Dataset records on visual material:
+ + + + + + +
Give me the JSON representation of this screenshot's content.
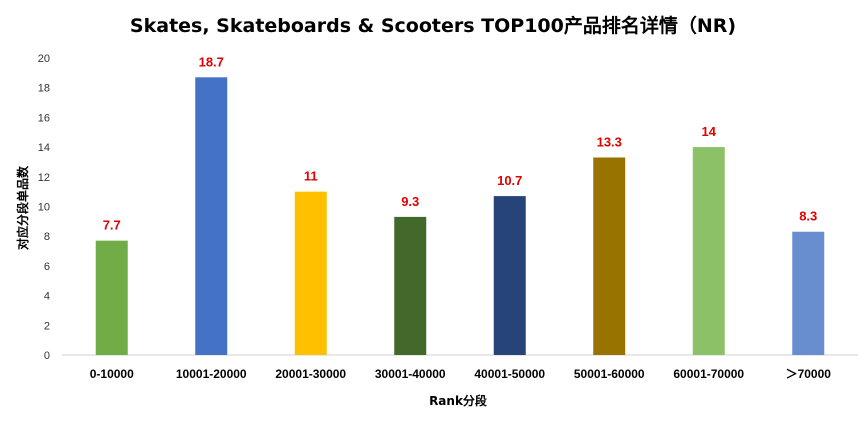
{
  "chart_data": {
    "type": "bar",
    "title": "Skates, Skateboards & Scooters TOP100产品排名详情（NR)",
    "xlabel": "Rank分段",
    "ylabel": "对应分段单品数",
    "categories": [
      "0-10000",
      "10001-20000",
      "20001-30000",
      "30001-40000",
      "40001-50000",
      "50001-60000",
      "60001-70000",
      "＞70000"
    ],
    "values": [
      7.7,
      18.7,
      11,
      9.3,
      10.7,
      13.3,
      14,
      8.3
    ],
    "data_labels": [
      "7.7",
      "18.7",
      "11",
      "9.3",
      "10.7",
      "13.3",
      "14",
      "8.3"
    ],
    "ylim": [
      0,
      20
    ],
    "yticks": [
      "0",
      "2",
      "4",
      "6",
      "8",
      "10",
      "12",
      "14",
      "16",
      "18",
      "20"
    ],
    "colors": [
      "#70ad47",
      "#4472c4",
      "#ffc000",
      "#43682b",
      "#264478",
      "#997300",
      "#8cc168",
      "#698ed0"
    ],
    "label_color": "#e00000",
    "grid": false,
    "legend": "none"
  }
}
+ + + + + + +
Problem description »
Each entry shown above must be quoted exactly, with its pictures left out.

Result for this task »
Give me the JSON representation of this screenshot's content.
{
  "chart_data": {
    "type": "bar",
    "title": "Skates, Skateboards & Scooters TOP100产品排名详情（NR)",
    "xlabel": "Rank分段",
    "ylabel": "对应分段单品数",
    "categories": [
      "0-10000",
      "10001-20000",
      "20001-30000",
      "30001-40000",
      "40001-50000",
      "50001-60000",
      "60001-70000",
      "＞70000"
    ],
    "values": [
      7.7,
      18.7,
      11,
      9.3,
      10.7,
      13.3,
      14,
      8.3
    ],
    "data_labels": [
      "7.7",
      "18.7",
      "11",
      "9.3",
      "10.7",
      "13.3",
      "14",
      "8.3"
    ],
    "ylim": [
      0,
      20
    ],
    "yticks": [
      "0",
      "2",
      "4",
      "6",
      "8",
      "10",
      "12",
      "14",
      "16",
      "18",
      "20"
    ],
    "colors": [
      "#70ad47",
      "#4472c4",
      "#ffc000",
      "#43682b",
      "#264478",
      "#997300",
      "#8cc168",
      "#698ed0"
    ],
    "label_color": "#e00000",
    "grid": false,
    "legend": "none"
  }
}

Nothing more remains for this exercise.